**RECORDS SHOWN**:
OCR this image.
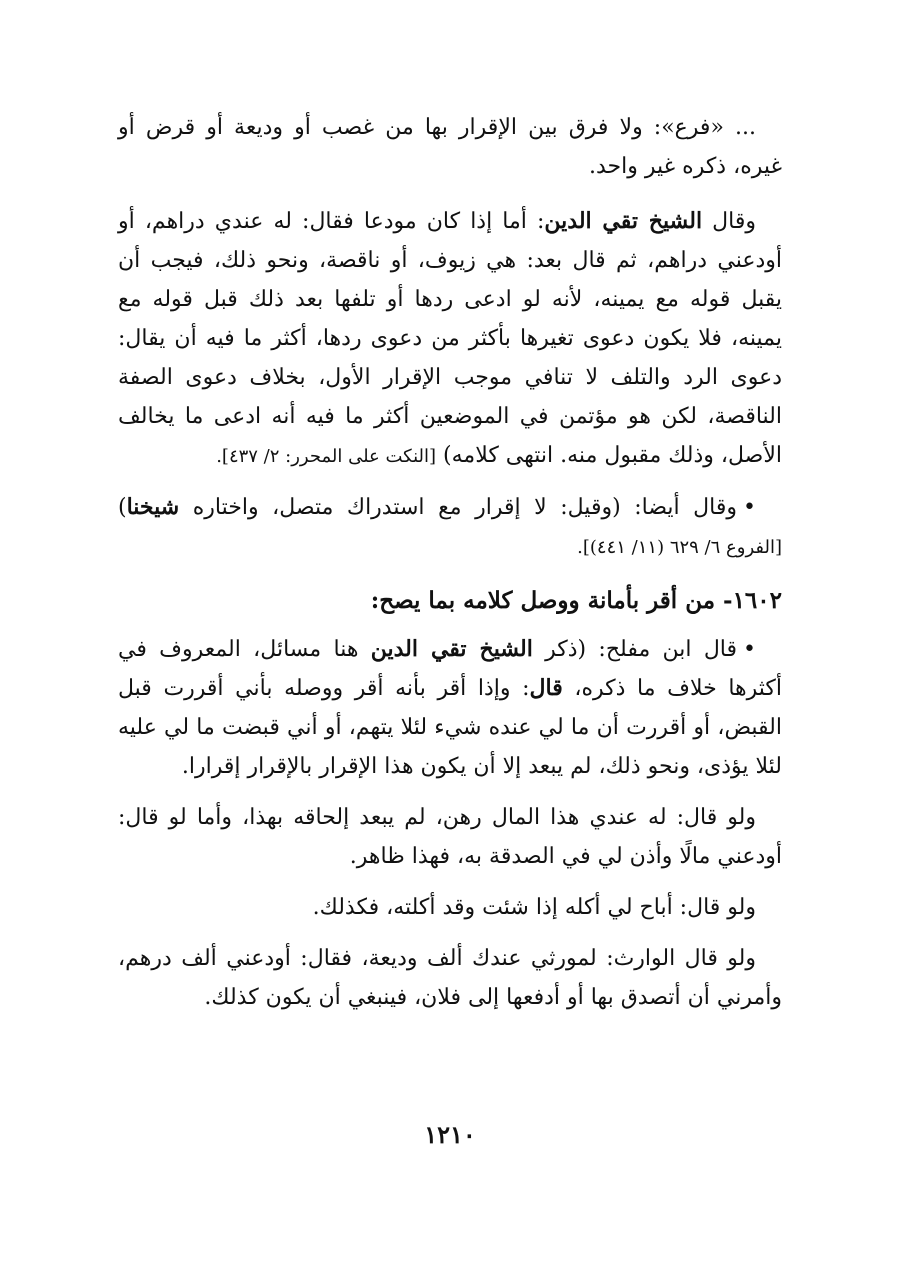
... «فرع»: ولا فرق بين الإقرار بها من غصب أو وديعة أو قرض أو غيره، ذكره غير واحد.

وقال الشيخ تقي الدين: أما إذا كان مودعا فقال: له عندي دراهم، أو أودعني دراهم، ثم قال بعد: هي زيوف، أو ناقصة، ونحو ذلك، فيجب أن يقبل قوله مع يمينه، لأنه لو ادعى ردها أو تلفها بعد ذلك قبل قوله مع يمينه، فلا يكون دعوى تغيرها بأكثر من دعوى ردها، أكثر ما فيه أن يقال: دعوى الرد والتلف لا تنافي موجب الإقرار الأول، بخلاف دعوى الصفة الناقصة، لكن هو مؤتمن في الموضعين أكثر ما فيه أنه ادعى ما يخالف الأصل، وذلك مقبول منه. انتهى كلامه) [النكت على المحرر: ٢/ ٤٣٧].

•وقال أيضا: (وقيل: لا إقرار مع استدراك متصل، واختاره شيخنا) [الفروع ٦/ ٦٢٩ (١١/ ٤٤١)].

١٦٠٢-من أقر بأمانة ووصل كلامه بما يصح:

•قال ابن مفلح: (ذكر الشيخ تقي الدين هنا مسائل، المعروف في أكثرها خلاف ما ذكره، قال: وإذا أقر بأنه أقر ووصله بأني أقررت قبل القبض، أو أقررت أن ما لي عنده شيء لئلا يتهم، أو أني قبضت ما لي عليه لئلا يؤذى، ونحو ذلك، لم يبعد إلا أن يكون هذا الإقرار بالإقرار إقرارا.

ولو قال: له عندي هذا المال رهن، لم يبعد إلحاقه بهذا، وأما لو قال: أودعني مالًا وأذن لي في الصدقة به، فهذا ظاهر.

ولو قال: أباح لي أكله إذا شئت وقد أكلته، فكذلك.

ولو قال الوارث: لمورثي عندك ألف وديعة، فقال: أودعني ألف درهم، وأمرني أن أتصدق بها أو أدفعها إلى فلان، فينبغي أن يكون كذلك.

١٢١٠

**REQUIREMENT**: Go through the records above, find every line with the word "وديعة", and list those lines.

**TASK SOLUTION**:
... «فرع»: ولا فرق بين الإقرار بها من غصب أو وديعة أو قرض أو غيره، ذكره غير واحد.
ولو قال الوارث: لمورثي عندك ألف وديعة، فقال: أودعني ألف درهم، وأمرني أن أتصدق بها أو أدفعها إلى فلان، فينبغي أن يكون كذلك.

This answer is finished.